Document excerpt:

[Start of section]

Richard Jones' Log

Wed, 15 Sep 2004
PyGame sample: drawing a map, and moving around it

I'm re-acquainting myself with PyGame prior to the next 48-hour game programming comp (yes, I'm probably going to be hosting it). I decided to start with something simple that I'd never actually gotten around to writing: a scrollable map that you navigate by clicking around it. So, here's:

  1. playmap.py — the source that does the work,
  2. tiles.png — map tile image source (with variants for most tiles),
  3. map.txt — map layout text file, and
  4. grid.png — 64x64 grid image, handy for using as a backdrop layer when drawing the map tiles.

The core of the code is the Map class:

# define where to get the tile images from in the tiles source image
tile_coords = {
    'a': (0,0),
    'b': [(64,0), (64, 128)],
    'c': (128,0),
    'd': [(0,64), (128, 64)],
    'e': (0,128),
    'f': (128,128),
    '.': None,
}

class Map:
    def __init__(self, map, tiles):
        self.tiles = pygame.image.load(tiles)

        l = [line.strip() for line in open(map).readlines()]
        self.map = [[None]*len(l[0]) for j in range(len(l))]
        for i in range(len(l[0])):
            for j in range(len(l)):
                tile = l[j][i]
                tile = tile_coords[tile]
                if tile is None:
                    continue
                elif isinstance(tile, type([])):
                    tile = random.choice(tile)

[End of section]

Activity A: In the PyGame map post, switch "backdrop layer" to "background layer" and write out everything from "1. playmap.py —" down to "the map tiles.".
Activity B: Name every file the PyGame map post offers for download.
Activity C:
Answer these questions from the PyGame map post:
(i) On what date was the post written?
(ii) How long does the upcoming game programming comp last?
(iii) Which class does the post call the core of the code?

[Dataset entries]
[Start of section]

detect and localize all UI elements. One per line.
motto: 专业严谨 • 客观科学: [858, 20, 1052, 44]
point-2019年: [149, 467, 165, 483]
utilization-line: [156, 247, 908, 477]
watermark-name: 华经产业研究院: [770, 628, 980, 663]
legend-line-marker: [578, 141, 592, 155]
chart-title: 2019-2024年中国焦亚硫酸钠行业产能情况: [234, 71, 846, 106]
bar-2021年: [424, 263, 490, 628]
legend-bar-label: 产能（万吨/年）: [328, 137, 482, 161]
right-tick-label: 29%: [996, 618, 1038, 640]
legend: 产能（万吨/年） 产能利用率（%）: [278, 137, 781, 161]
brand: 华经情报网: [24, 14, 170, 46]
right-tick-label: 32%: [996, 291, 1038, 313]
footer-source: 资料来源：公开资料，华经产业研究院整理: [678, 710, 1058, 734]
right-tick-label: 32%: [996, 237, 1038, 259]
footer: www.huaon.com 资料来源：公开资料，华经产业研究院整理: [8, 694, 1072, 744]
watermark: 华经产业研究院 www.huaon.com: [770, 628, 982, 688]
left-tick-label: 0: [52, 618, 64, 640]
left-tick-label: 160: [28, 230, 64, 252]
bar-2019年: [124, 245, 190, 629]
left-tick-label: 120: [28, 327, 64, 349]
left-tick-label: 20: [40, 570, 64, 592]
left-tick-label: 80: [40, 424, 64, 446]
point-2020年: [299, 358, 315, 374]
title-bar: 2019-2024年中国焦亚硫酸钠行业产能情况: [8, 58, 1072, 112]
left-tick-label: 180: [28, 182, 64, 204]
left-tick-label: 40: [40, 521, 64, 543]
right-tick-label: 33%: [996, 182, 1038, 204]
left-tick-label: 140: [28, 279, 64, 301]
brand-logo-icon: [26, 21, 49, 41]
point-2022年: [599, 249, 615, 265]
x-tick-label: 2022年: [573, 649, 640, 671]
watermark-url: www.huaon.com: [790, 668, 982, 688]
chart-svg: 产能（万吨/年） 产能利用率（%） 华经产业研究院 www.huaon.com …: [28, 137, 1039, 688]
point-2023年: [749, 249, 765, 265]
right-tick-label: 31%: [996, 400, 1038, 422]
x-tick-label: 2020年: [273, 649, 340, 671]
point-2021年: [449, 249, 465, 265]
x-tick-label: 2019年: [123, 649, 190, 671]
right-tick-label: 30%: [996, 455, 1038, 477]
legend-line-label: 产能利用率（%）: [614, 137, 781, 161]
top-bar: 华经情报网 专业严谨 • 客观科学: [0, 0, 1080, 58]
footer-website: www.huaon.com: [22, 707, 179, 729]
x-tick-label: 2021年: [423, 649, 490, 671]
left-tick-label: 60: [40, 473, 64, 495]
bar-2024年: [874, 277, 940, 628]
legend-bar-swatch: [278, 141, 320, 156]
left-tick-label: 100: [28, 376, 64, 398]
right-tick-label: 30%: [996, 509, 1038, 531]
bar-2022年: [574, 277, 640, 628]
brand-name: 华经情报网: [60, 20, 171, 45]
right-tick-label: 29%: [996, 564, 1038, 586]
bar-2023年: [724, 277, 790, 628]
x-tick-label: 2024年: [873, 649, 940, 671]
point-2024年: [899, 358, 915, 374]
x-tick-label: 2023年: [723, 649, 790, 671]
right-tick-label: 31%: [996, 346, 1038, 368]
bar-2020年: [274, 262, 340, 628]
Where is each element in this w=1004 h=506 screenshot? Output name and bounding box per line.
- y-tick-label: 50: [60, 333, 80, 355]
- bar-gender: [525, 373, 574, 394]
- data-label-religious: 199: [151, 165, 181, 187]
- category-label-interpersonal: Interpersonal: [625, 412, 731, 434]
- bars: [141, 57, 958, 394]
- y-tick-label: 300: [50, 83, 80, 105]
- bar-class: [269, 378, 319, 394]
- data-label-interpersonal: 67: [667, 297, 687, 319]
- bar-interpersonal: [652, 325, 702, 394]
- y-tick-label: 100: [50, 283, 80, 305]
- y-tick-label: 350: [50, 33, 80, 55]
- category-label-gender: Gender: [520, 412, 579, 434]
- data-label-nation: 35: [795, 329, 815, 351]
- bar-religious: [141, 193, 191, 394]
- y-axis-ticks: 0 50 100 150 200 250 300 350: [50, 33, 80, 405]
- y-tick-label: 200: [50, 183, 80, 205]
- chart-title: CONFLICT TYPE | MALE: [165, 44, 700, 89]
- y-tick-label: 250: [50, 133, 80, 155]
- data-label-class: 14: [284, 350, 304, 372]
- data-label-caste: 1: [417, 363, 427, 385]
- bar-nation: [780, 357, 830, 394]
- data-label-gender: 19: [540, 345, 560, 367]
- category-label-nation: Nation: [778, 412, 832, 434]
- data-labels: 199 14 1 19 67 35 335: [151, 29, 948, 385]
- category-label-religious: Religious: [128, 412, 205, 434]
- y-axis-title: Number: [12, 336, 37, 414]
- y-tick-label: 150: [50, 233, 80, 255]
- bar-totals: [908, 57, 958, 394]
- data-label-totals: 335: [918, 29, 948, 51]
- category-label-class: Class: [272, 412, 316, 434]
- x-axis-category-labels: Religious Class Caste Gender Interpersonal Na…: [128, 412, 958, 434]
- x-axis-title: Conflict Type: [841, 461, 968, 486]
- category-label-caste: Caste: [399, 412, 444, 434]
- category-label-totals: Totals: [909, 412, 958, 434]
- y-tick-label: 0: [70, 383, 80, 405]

[End of section]

Written response A:
1. playmap.py — the source that does the work,
  2. tiles.png — map tile image source (with variants for most tiles),
  3. map.txt — map layout text file, and
  4. grid.png — 64x64 grid image, handy for using as a background layer when drawing the map tiles.

Written response B:
playmap.py
tiles.png
map.txt
grid.png

Written response C:
(i) Wed, 15 Sep 2004
(ii) 48 hours
(iii) The Map class